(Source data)
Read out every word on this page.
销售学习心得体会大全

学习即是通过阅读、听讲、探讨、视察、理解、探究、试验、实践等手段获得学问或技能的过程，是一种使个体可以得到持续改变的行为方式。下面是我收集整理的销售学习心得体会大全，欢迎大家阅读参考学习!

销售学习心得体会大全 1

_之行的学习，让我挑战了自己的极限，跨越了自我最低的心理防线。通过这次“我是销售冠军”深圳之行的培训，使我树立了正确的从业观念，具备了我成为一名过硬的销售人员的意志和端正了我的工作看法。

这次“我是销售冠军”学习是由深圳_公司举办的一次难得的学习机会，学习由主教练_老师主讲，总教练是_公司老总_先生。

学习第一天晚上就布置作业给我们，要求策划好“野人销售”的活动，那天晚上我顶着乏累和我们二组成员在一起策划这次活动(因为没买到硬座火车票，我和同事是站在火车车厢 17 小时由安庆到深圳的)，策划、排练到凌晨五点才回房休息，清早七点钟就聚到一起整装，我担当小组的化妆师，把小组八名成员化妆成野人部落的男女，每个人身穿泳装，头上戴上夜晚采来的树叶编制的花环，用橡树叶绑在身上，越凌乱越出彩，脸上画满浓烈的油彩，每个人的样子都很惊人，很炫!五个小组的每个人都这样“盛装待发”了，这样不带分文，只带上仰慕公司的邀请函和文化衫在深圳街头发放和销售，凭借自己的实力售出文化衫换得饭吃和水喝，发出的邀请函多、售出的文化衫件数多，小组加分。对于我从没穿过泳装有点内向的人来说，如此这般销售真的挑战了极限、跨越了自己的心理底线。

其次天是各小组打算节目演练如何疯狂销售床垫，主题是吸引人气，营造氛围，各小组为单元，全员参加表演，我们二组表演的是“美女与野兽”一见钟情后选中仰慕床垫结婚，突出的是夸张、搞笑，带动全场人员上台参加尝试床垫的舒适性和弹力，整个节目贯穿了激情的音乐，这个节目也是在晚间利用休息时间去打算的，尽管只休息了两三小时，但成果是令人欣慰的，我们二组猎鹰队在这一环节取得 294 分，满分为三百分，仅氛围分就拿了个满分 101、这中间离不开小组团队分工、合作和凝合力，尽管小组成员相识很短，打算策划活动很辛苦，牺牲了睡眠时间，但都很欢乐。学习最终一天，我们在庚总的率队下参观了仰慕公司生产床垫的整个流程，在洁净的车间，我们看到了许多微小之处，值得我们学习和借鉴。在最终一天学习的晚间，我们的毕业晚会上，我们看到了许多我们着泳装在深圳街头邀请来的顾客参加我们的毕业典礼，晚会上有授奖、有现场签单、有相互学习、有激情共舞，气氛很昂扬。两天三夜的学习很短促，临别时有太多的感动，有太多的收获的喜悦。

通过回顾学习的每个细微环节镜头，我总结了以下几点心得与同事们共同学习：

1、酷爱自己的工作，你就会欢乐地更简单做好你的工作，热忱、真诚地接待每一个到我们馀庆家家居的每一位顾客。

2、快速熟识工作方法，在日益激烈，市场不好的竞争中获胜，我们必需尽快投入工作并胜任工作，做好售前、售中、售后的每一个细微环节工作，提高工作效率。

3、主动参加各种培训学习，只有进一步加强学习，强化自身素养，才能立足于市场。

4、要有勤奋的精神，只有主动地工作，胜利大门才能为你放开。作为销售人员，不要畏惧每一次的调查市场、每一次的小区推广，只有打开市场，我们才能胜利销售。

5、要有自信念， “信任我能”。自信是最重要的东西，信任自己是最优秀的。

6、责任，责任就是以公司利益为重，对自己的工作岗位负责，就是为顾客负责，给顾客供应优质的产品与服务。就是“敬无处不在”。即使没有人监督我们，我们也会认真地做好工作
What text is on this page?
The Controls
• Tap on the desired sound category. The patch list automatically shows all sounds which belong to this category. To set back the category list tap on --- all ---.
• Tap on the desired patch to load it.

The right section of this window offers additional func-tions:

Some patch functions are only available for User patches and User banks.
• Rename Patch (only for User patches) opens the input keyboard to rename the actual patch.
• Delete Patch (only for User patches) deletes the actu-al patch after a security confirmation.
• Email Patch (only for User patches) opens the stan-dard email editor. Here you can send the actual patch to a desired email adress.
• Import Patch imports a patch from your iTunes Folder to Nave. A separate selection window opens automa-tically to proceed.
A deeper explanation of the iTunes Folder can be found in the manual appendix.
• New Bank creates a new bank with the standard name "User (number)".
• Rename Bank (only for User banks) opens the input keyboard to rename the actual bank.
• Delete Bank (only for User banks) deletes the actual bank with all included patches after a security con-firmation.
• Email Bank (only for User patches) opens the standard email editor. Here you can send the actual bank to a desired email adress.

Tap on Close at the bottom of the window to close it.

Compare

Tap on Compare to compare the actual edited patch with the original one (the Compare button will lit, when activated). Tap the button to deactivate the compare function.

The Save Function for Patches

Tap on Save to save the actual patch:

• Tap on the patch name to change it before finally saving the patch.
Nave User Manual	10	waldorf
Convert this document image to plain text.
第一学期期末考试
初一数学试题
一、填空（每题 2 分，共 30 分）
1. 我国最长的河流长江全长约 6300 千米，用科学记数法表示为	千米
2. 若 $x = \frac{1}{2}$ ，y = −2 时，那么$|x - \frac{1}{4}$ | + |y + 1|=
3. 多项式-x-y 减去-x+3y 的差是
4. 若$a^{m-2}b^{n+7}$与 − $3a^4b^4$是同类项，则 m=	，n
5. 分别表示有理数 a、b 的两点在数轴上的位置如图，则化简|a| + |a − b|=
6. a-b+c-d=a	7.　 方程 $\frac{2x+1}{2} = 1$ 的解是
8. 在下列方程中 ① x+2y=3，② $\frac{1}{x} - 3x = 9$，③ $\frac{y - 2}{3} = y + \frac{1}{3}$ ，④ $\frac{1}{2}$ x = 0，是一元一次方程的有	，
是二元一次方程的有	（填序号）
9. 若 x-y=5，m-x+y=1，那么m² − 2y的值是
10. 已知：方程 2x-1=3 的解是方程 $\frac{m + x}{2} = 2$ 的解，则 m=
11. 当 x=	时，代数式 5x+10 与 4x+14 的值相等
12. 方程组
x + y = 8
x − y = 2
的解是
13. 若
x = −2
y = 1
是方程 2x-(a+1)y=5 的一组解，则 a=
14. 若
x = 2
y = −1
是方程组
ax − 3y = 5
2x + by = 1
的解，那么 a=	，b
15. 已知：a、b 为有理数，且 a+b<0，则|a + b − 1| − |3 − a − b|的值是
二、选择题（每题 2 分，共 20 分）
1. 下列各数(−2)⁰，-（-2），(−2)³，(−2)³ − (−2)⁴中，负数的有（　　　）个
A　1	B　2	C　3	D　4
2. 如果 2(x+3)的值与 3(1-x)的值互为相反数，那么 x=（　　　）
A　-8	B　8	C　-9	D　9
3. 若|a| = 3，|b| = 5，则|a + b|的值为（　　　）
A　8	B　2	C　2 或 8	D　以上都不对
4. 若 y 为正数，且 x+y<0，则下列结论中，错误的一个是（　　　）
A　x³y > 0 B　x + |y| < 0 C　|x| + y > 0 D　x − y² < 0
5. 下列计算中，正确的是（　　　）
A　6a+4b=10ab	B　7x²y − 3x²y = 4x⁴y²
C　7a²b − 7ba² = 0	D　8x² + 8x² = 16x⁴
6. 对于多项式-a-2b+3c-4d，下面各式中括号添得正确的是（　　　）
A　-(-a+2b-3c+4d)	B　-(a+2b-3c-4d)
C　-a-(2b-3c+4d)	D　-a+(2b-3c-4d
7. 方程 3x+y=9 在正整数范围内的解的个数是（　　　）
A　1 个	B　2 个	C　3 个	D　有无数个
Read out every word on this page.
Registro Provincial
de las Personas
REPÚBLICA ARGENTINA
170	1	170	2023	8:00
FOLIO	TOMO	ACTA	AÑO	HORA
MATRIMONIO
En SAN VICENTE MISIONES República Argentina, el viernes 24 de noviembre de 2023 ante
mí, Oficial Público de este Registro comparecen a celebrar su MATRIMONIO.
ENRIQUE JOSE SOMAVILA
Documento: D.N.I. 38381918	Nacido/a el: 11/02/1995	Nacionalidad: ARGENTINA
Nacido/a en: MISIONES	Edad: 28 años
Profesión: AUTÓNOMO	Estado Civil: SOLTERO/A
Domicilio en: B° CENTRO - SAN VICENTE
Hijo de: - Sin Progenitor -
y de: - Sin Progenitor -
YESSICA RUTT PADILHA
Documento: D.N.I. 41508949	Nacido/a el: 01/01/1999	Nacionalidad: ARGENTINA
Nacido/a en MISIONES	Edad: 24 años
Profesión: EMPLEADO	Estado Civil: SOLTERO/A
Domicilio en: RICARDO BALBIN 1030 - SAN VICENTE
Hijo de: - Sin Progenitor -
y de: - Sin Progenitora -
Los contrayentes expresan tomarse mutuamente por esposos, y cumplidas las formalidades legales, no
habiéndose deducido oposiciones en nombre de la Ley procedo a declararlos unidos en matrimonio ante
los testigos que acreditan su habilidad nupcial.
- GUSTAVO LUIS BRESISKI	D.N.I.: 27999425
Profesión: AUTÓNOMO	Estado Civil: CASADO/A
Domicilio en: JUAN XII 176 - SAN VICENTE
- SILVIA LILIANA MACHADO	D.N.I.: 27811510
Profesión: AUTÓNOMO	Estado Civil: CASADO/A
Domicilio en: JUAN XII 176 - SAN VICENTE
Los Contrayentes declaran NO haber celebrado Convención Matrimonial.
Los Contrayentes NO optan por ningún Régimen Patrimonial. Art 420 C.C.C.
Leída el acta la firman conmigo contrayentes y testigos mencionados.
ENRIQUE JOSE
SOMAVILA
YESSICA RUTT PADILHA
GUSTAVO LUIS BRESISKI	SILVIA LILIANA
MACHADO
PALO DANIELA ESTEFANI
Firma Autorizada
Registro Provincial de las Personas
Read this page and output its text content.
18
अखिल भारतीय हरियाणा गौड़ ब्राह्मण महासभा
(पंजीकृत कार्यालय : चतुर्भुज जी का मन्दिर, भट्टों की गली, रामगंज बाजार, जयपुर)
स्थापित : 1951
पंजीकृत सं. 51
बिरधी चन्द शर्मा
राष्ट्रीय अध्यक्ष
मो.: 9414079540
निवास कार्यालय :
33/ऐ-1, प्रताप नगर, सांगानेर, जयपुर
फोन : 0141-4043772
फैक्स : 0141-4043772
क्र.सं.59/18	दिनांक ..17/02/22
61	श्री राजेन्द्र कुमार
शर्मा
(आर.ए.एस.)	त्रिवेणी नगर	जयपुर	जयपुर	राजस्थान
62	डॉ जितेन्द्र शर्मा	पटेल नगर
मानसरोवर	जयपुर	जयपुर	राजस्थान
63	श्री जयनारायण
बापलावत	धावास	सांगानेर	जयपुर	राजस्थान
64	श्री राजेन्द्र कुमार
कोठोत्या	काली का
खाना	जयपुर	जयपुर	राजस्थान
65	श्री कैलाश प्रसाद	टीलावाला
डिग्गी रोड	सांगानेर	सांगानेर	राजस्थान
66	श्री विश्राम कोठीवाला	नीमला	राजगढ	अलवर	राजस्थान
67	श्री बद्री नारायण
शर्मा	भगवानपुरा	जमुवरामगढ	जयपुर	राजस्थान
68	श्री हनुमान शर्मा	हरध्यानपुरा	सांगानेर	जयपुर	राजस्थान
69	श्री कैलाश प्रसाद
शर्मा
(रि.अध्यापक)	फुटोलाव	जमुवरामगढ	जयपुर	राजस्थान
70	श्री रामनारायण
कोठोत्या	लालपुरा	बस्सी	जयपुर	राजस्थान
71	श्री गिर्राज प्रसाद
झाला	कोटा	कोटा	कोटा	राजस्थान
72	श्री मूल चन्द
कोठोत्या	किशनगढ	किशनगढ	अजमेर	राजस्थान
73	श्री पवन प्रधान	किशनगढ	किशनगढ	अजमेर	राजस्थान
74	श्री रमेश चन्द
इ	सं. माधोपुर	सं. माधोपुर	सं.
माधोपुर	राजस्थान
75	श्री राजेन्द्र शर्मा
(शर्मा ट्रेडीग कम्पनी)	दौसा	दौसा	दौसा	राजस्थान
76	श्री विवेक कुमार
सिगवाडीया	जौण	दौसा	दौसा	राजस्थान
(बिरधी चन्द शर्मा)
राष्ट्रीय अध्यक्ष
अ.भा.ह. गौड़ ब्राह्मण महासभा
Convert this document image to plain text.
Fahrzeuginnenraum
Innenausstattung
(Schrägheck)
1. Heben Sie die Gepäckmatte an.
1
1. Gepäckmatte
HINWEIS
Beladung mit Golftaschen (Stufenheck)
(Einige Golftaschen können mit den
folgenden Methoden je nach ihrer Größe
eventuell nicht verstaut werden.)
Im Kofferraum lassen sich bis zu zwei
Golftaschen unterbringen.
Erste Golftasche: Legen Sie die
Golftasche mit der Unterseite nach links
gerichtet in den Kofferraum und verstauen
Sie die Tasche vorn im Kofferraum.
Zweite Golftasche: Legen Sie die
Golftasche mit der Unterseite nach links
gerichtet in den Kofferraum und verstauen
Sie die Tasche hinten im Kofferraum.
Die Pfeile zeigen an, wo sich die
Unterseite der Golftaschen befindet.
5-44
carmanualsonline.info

• _Do this_
State how many lines hold the word "Rename". The number is the whole answer.

• _Written solution_
2